* **AIM OF THE TASK**:
What is the number of lines in the data holding the word "MIPS"? Give that number by itself.

[Stored dataset items]
* * * * * * * * *

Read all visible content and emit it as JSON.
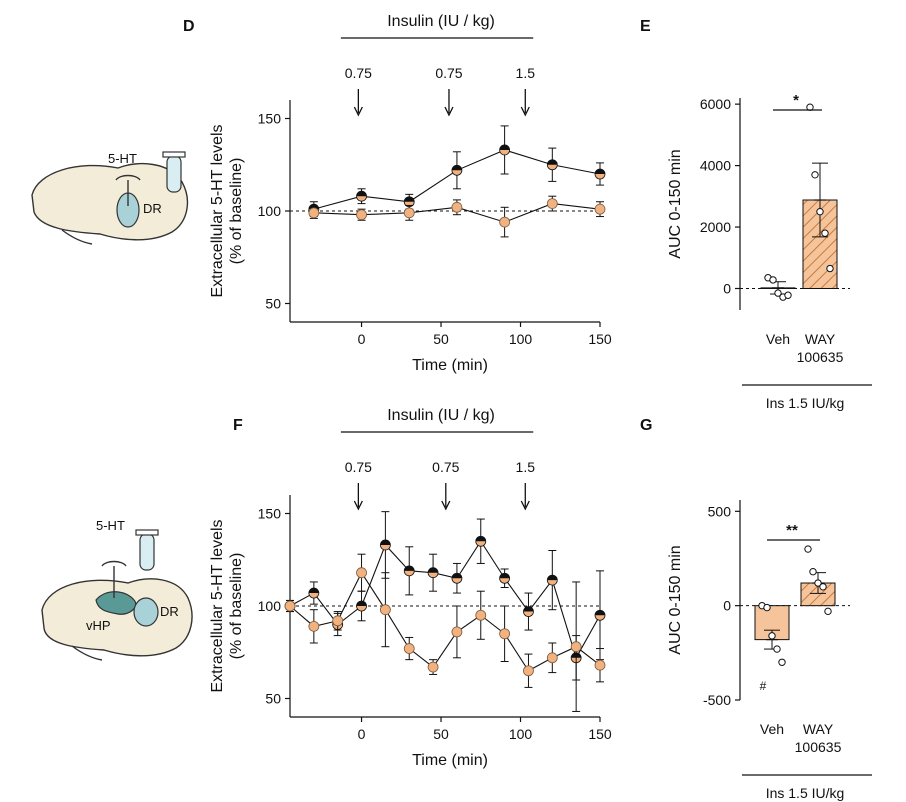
{
  "colors": {
    "orange": "#f2b27f",
    "black": "#111111",
    "bar_orange": "#f5c49a",
    "bar_hatch": "#c77a3f",
    "vessel": "#a9d2d8",
    "brain": "#f3ecd8",
    "vhp": "#5a9a96"
  },
  "panel_labels": {
    "D": "D",
    "E": "E",
    "F": "F",
    "G": "G"
  },
  "schematics": {
    "top": {
      "ht": "5-HT",
      "region": "DR"
    },
    "bottom": {
      "ht": "5-HT",
      "region1": "vHP",
      "region2": "DR"
    }
  },
  "chart_data": [
    {
      "panel": "D",
      "type": "line",
      "top_label": "Insulin (IU / kg)",
      "injections": [
        {
          "x": -2,
          "label": "0.75"
        },
        {
          "x": 55,
          "label": "0.75"
        },
        {
          "x": 103,
          "label": "1.5"
        }
      ],
      "xlabel": "Time (min)",
      "ylabel": [
        "Extracellular 5-HT levels",
        "(% of baseline)"
      ],
      "xticks": [
        0,
        50,
        100,
        150
      ],
      "yticks": [
        50,
        100,
        150
      ],
      "xlim": [
        -45,
        150
      ],
      "ylim": [
        40,
        160
      ],
      "baseline": 100,
      "series": [
        {
          "marker": "half-black",
          "x": [
            -30,
            0,
            30,
            60,
            90,
            120,
            150
          ],
          "y": [
            101,
            108,
            105,
            122,
            133,
            125,
            120
          ],
          "err": [
            4,
            4,
            4,
            10,
            13,
            9,
            6
          ]
        },
        {
          "marker": "orange",
          "x": [
            -30,
            0,
            30,
            60,
            90,
            120,
            150
          ],
          "y": [
            99,
            98,
            99,
            102,
            94,
            104,
            101
          ],
          "err": [
            3,
            3,
            4,
            4,
            8,
            4,
            4
          ]
        }
      ]
    },
    {
      "panel": "E",
      "type": "bar",
      "ylabel": "AUC 0-150 min",
      "yticks": [
        0,
        2000,
        4000,
        6000
      ],
      "ylim": [
        -700,
        6200
      ],
      "categories": [
        "Veh",
        "WAY\n100635"
      ],
      "group_label": "Ins 1.5 IU/kg",
      "significance": "*",
      "bars": [
        {
          "value": 20,
          "err": 200,
          "hatched": false,
          "points": [
            350,
            280,
            -150,
            -280,
            -220
          ]
        },
        {
          "value": 2880,
          "err": 1200,
          "hatched": true,
          "points": [
            5900,
            3700,
            2500,
            1800,
            650
          ]
        }
      ]
    },
    {
      "panel": "F",
      "type": "line",
      "top_label": "Insulin (IU / kg)",
      "injections": [
        {
          "x": -2,
          "label": "0.75"
        },
        {
          "x": 53,
          "label": "0.75"
        },
        {
          "x": 103,
          "label": "1.5"
        }
      ],
      "xlabel": "Time (min)",
      "ylabel": [
        "Extracellular 5-HT levels",
        "(% of baseline)"
      ],
      "xticks": [
        0,
        50,
        100,
        150
      ],
      "yticks": [
        50,
        100,
        150
      ],
      "xlim": [
        -45,
        150
      ],
      "ylim": [
        40,
        160
      ],
      "baseline": 100,
      "series": [
        {
          "marker": "half-black",
          "x": [
            -45,
            -30,
            -15,
            0,
            15,
            30,
            45,
            60,
            75,
            90,
            105,
            120,
            135,
            150
          ],
          "y": [
            100,
            107,
            90,
            100,
            133,
            119,
            118,
            115,
            135,
            115,
            97,
            114,
            72,
            95
          ],
          "err": [
            3,
            6,
            6,
            8,
            18,
            13,
            10,
            8,
            12,
            5,
            10,
            16,
            12,
            24
          ]
        },
        {
          "marker": "orange",
          "x": [
            -45,
            -30,
            -15,
            0,
            15,
            30,
            45,
            60,
            75,
            90,
            105,
            120,
            135,
            150
          ],
          "y": [
            100,
            89,
            92,
            118,
            98,
            77,
            67,
            86,
            95,
            85,
            65,
            72,
            78,
            68
          ],
          "err": [
            3,
            9,
            5,
            10,
            20,
            6,
            4,
            14,
            13,
            15,
            9,
            8,
            35,
            9
          ]
        }
      ]
    },
    {
      "panel": "G",
      "type": "bar",
      "ylabel": "AUC 0-150 min",
      "yticks": [
        -500,
        0,
        500
      ],
      "ylim": [
        -500,
        560
      ],
      "categories": [
        "Veh",
        "WAY\n100635"
      ],
      "group_label": "Ins 1.5 IU/kg",
      "significance": "**",
      "hash_mark": "#",
      "bars": [
        {
          "value": -180,
          "err": 50,
          "hatched": false,
          "points": [
            0,
            -10,
            -160,
            -230,
            -300
          ]
        },
        {
          "value": 120,
          "err": 55,
          "hatched": true,
          "points": [
            300,
            180,
            120,
            100,
            -30
          ]
        }
      ]
    }
  ]
}
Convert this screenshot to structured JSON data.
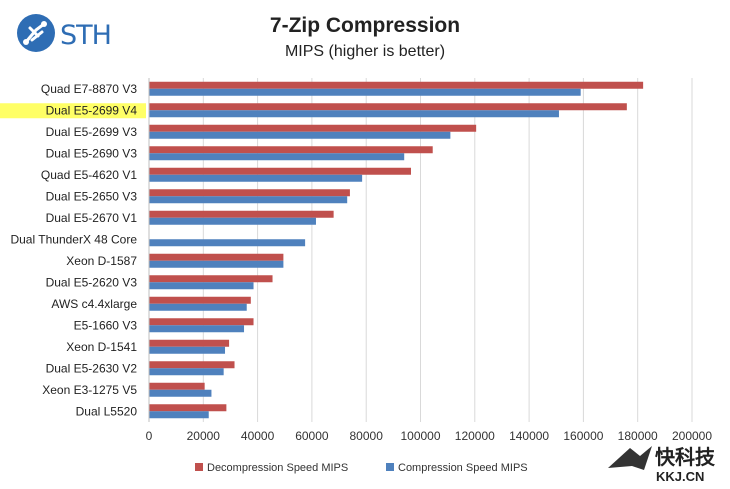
{
  "branding": {
    "logo_text": "STH",
    "watermark_cn": "快科技",
    "watermark_url": "KKJ.CN"
  },
  "colors": {
    "decompression": "#c0504d",
    "compression": "#4f81bd",
    "highlight": "#ffff66",
    "grid": "#d9d9d9",
    "logo": "#2e6db4"
  },
  "chart_data": {
    "type": "bar",
    "orientation": "horizontal",
    "title": "7-Zip Compression",
    "subtitle": "MIPS (higher is better)",
    "xlim": [
      0,
      200000
    ],
    "x_ticks": [
      0,
      20000,
      40000,
      60000,
      80000,
      100000,
      120000,
      140000,
      160000,
      180000,
      200000
    ],
    "grid": true,
    "legend_position": "bottom",
    "highlighted_category": "Dual E5-2699 V4",
    "categories": [
      "Quad E7-8870 V3",
      "Dual E5-2699 V4",
      "Dual E5-2699 V3",
      "Dual E5-2690 V3",
      "Quad E5-4620 V1",
      "Dual E5-2650 V3",
      "Dual E5-2670 V1",
      "Dual ThunderX 48 Core",
      "Xeon D-1587",
      "Dual E5-2620 V3",
      "AWS c4.4xlarge",
      "E5-1660 V3",
      "Xeon D-1541",
      "Dual E5-2630 V2",
      "Xeon E3-1275 V5",
      "Dual L5520"
    ],
    "series": [
      {
        "name": "Decompression Speed MIPS",
        "values": [
          182000,
          176000,
          120500,
          104500,
          96500,
          74000,
          68000,
          0,
          49500,
          45500,
          37500,
          38500,
          29500,
          31500,
          20500,
          28500
        ]
      },
      {
        "name": "Compression Speed MIPS",
        "values": [
          159000,
          151000,
          111000,
          94000,
          78500,
          73000,
          61500,
          57500,
          49500,
          38500,
          36000,
          35000,
          28000,
          27500,
          23000,
          22000
        ]
      }
    ]
  }
}
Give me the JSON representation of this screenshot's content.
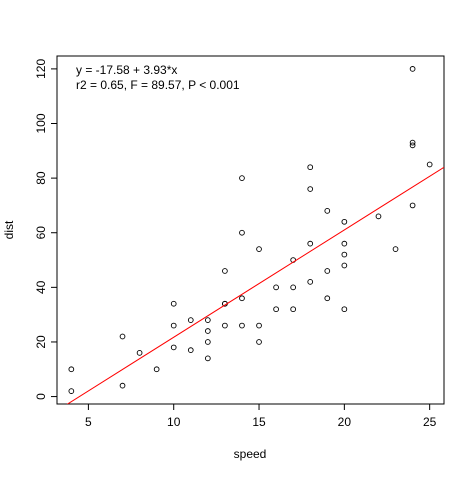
{
  "chart_data": {
    "type": "scatter",
    "x_label": "speed",
    "y_label": "dist",
    "annotations": [
      "y = -17.58 + 3.93*x",
      "r2 = 0.65, F = 89.57, P < 0.001"
    ],
    "x": [
      4,
      4,
      7,
      7,
      8,
      9,
      10,
      10,
      10,
      11,
      11,
      12,
      12,
      12,
      12,
      13,
      13,
      13,
      13,
      14,
      14,
      14,
      14,
      15,
      15,
      15,
      16,
      16,
      17,
      17,
      17,
      18,
      18,
      18,
      18,
      19,
      19,
      19,
      20,
      20,
      20,
      20,
      20,
      22,
      23,
      24,
      24,
      24,
      24,
      25
    ],
    "values": [
      2,
      10,
      4,
      22,
      16,
      10,
      18,
      26,
      34,
      17,
      28,
      14,
      20,
      24,
      28,
      26,
      34,
      34,
      46,
      26,
      36,
      60,
      80,
      20,
      26,
      54,
      32,
      40,
      32,
      40,
      50,
      42,
      56,
      76,
      84,
      36,
      46,
      68,
      32,
      48,
      52,
      56,
      64,
      66,
      54,
      70,
      92,
      93,
      120,
      85
    ],
    "color": "#000000",
    "fit": {
      "intercept": -17.58,
      "slope": 3.93,
      "color": "#ff0000"
    },
    "xlim": [
      3.16,
      25.84
    ],
    "ylim": [
      -2.72,
      124.72
    ],
    "xticks": [
      5,
      10,
      15,
      20,
      25
    ],
    "yticks": [
      0,
      20,
      40,
      60,
      80,
      100,
      120
    ]
  }
}
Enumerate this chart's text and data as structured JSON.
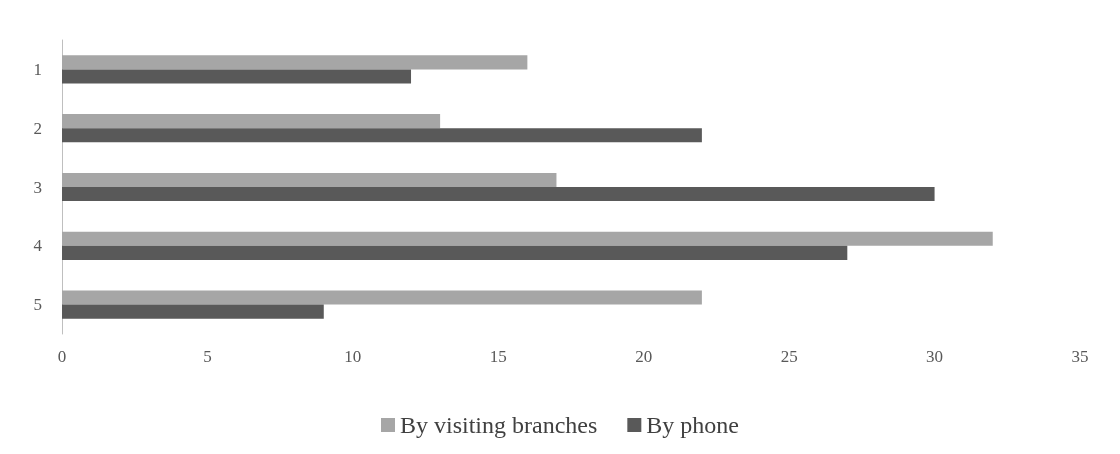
{
  "chart_data": {
    "type": "bar",
    "orientation": "horizontal",
    "categories": [
      "1",
      "2",
      "3",
      "4",
      "5"
    ],
    "series": [
      {
        "name": "By visiting branches",
        "color": "#a6a6a6",
        "values": [
          16,
          13,
          17,
          32,
          22
        ]
      },
      {
        "name": "By phone",
        "color": "#595959",
        "values": [
          12,
          22,
          30,
          27,
          9
        ]
      }
    ],
    "xlim": [
      0,
      35
    ],
    "xticks": [
      0,
      5,
      10,
      15,
      20,
      25,
      30,
      35
    ],
    "grid": false,
    "legend": "bottom"
  }
}
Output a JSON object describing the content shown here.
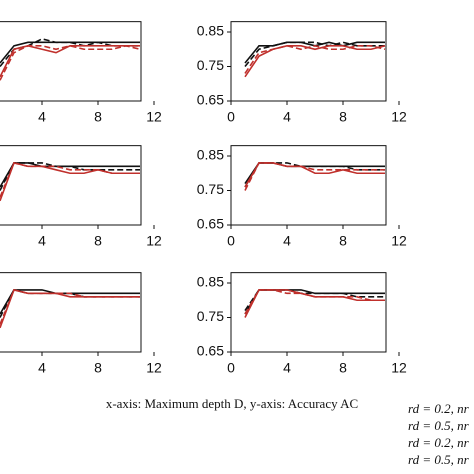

* * * * * * * * *

* **SOLUTION BELOW**:
3